Skip the pictures. Transcribe the rest of the data below without changing a word.

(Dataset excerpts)
◆ ◆ ◆ ◆
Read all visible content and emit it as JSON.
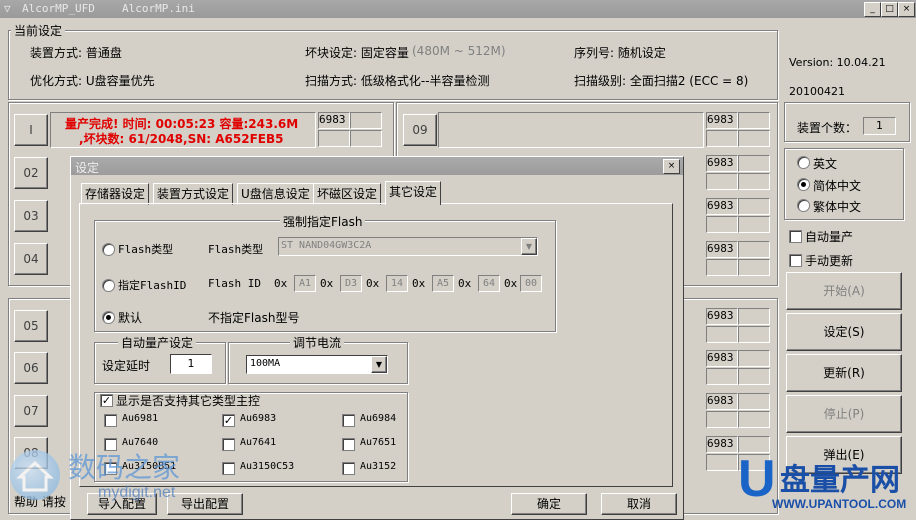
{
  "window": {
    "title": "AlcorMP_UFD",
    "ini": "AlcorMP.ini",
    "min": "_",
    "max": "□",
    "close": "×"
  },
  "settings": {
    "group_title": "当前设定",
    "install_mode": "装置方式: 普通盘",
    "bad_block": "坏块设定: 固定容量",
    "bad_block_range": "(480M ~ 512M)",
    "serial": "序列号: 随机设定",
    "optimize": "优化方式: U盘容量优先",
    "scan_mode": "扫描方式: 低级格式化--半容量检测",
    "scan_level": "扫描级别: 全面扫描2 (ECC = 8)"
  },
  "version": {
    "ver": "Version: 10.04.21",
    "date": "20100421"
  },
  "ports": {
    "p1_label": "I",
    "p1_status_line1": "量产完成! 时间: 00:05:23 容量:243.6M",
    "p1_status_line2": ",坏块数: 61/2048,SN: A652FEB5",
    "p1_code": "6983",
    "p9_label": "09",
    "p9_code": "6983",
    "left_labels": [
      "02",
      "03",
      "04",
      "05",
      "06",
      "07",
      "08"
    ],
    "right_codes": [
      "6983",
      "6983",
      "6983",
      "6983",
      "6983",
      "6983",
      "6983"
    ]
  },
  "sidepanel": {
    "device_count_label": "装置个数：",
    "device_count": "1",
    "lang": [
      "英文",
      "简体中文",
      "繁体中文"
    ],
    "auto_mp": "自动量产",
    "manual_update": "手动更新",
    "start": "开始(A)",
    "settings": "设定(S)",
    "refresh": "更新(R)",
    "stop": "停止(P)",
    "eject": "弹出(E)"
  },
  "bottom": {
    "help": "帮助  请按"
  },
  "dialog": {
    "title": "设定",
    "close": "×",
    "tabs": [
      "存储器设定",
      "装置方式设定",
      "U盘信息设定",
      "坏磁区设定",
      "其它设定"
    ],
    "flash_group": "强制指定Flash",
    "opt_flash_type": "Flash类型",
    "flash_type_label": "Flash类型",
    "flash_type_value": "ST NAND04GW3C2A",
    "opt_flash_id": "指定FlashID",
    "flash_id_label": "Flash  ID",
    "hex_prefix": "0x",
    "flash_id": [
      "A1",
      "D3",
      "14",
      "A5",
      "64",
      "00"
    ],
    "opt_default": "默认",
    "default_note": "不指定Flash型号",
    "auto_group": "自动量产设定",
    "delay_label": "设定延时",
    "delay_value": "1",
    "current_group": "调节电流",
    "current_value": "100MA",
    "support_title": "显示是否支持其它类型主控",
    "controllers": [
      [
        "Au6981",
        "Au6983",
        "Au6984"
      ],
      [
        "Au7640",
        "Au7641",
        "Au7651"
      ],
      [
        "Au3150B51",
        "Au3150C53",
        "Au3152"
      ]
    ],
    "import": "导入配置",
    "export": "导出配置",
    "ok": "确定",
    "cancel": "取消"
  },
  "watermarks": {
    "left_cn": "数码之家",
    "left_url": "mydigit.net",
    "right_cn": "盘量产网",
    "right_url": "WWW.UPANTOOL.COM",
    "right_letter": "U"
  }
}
◆ ◆ ◆ ◆
● REPLY
Read all visible content and emit it as JSON.
{
  "window": {
    "title": "AlcorMP_UFD",
    "ini": "AlcorMP.ini",
    "min": "_",
    "max": "□",
    "close": "×"
  },
  "settings": {
    "group_title": "当前设定",
    "install_mode": "装置方式: 普通盘",
    "bad_block": "坏块设定: 固定容量",
    "bad_block_range": "(480M ~ 512M)",
    "serial": "序列号: 随机设定",
    "optimize": "优化方式: U盘容量优先",
    "scan_mode": "扫描方式: 低级格式化--半容量检测",
    "scan_level": "扫描级别: 全面扫描2 (ECC = 8)"
  },
  "version": {
    "ver": "Version: 10.04.21",
    "date": "20100421"
  },
  "ports": {
    "p1_label": "I",
    "p1_status_line1": "量产完成! 时间: 00:05:23 容量:243.6M",
    "p1_status_line2": ",坏块数: 61/2048,SN: A652FEB5",
    "p1_code": "6983",
    "p9_label": "09",
    "p9_code": "6983",
    "left_labels": [
      "02",
      "03",
      "04",
      "05",
      "06",
      "07",
      "08"
    ],
    "right_codes": [
      "6983",
      "6983",
      "6983",
      "6983",
      "6983",
      "6983",
      "6983"
    ]
  },
  "sidepanel": {
    "device_count_label": "装置个数：",
    "device_count": "1",
    "lang": [
      "英文",
      "简体中文",
      "繁体中文"
    ],
    "auto_mp": "自动量产",
    "manual_update": "手动更新",
    "start": "开始(A)",
    "settings": "设定(S)",
    "refresh": "更新(R)",
    "stop": "停止(P)",
    "eject": "弹出(E)"
  },
  "bottom": {
    "help": "帮助  请按"
  },
  "dialog": {
    "title": "设定",
    "close": "×",
    "tabs": [
      "存储器设定",
      "装置方式设定",
      "U盘信息设定",
      "坏磁区设定",
      "其它设定"
    ],
    "flash_group": "强制指定Flash",
    "opt_flash_type": "Flash类型",
    "flash_type_label": "Flash类型",
    "flash_type_value": "ST NAND04GW3C2A",
    "opt_flash_id": "指定FlashID",
    "flash_id_label": "Flash  ID",
    "hex_prefix": "0x",
    "flash_id": [
      "A1",
      "D3",
      "14",
      "A5",
      "64",
      "00"
    ],
    "opt_default": "默认",
    "default_note": "不指定Flash型号",
    "auto_group": "自动量产设定",
    "delay_label": "设定延时",
    "delay_value": "1",
    "current_group": "调节电流",
    "current_value": "100MA",
    "support_title": "显示是否支持其它类型主控",
    "controllers": [
      [
        "Au6981",
        "Au6983",
        "Au6984"
      ],
      [
        "Au7640",
        "Au7641",
        "Au7651"
      ],
      [
        "Au3150B51",
        "Au3150C53",
        "Au3152"
      ]
    ],
    "import": "导入配置",
    "export": "导出配置",
    "ok": "确定",
    "cancel": "取消"
  },
  "watermarks": {
    "left_cn": "数码之家",
    "left_url": "mydigit.net",
    "right_cn": "盘量产网",
    "right_url": "WWW.UPANTOOL.COM",
    "right_letter": "U"
  }
}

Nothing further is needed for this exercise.